▶ [Task to carry out]: Skip the pictures. Reproduce all other material exactly.

▶ [Information shown]:
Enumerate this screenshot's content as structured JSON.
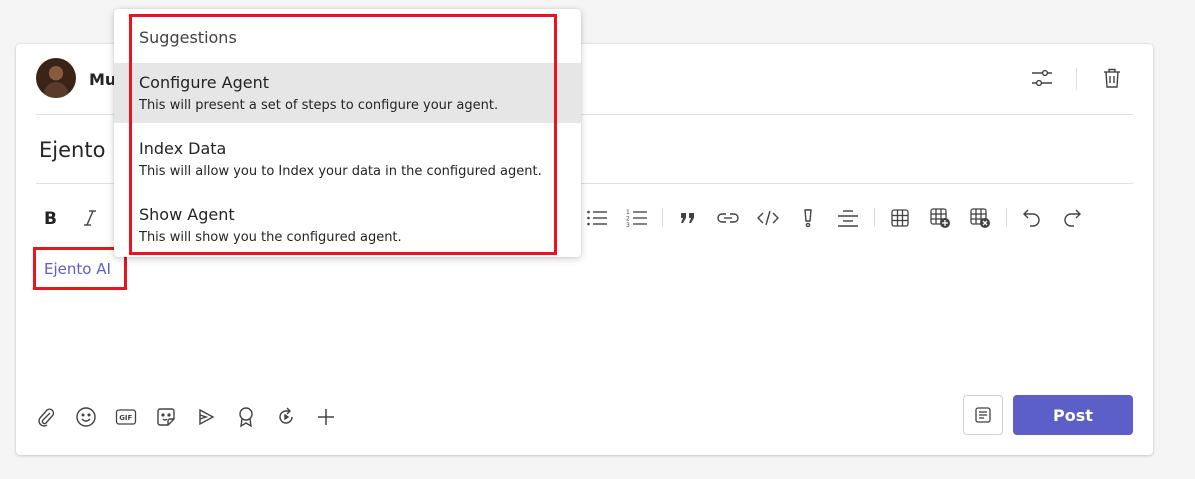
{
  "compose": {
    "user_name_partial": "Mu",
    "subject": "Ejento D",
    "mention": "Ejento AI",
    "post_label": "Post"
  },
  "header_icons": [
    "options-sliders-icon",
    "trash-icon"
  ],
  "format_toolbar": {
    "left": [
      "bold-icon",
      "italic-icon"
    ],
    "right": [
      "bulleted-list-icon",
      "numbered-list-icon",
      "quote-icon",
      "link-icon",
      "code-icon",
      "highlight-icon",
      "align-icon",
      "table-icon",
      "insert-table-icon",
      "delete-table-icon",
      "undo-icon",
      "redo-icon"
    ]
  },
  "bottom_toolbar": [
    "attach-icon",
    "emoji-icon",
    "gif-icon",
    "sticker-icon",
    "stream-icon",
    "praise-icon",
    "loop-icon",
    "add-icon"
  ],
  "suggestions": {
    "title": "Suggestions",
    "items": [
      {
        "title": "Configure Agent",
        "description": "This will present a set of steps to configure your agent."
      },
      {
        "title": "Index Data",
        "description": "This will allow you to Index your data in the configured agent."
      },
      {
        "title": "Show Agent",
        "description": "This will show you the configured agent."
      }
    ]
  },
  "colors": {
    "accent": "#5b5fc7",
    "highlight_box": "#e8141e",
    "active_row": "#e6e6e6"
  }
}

▶ [Response for this exercise]:
Enumerate this screenshot's content as structured JSON.
{
  "compose": {
    "user_name_partial": "Mu",
    "subject": "Ejento D",
    "mention": "Ejento AI",
    "post_label": "Post"
  },
  "header_icons": [
    "options-sliders-icon",
    "trash-icon"
  ],
  "format_toolbar": {
    "left": [
      "bold-icon",
      "italic-icon"
    ],
    "right": [
      "bulleted-list-icon",
      "numbered-list-icon",
      "quote-icon",
      "link-icon",
      "code-icon",
      "highlight-icon",
      "align-icon",
      "table-icon",
      "insert-table-icon",
      "delete-table-icon",
      "undo-icon",
      "redo-icon"
    ]
  },
  "bottom_toolbar": [
    "attach-icon",
    "emoji-icon",
    "gif-icon",
    "sticker-icon",
    "stream-icon",
    "praise-icon",
    "loop-icon",
    "add-icon"
  ],
  "suggestions": {
    "title": "Suggestions",
    "items": [
      {
        "title": "Configure Agent",
        "description": "This will present a set of steps to configure your agent."
      },
      {
        "title": "Index Data",
        "description": "This will allow you to Index your data in the configured agent."
      },
      {
        "title": "Show Agent",
        "description": "This will show you the configured agent."
      }
    ]
  },
  "colors": {
    "accent": "#5b5fc7",
    "highlight_box": "#e8141e",
    "active_row": "#e6e6e6"
  }
}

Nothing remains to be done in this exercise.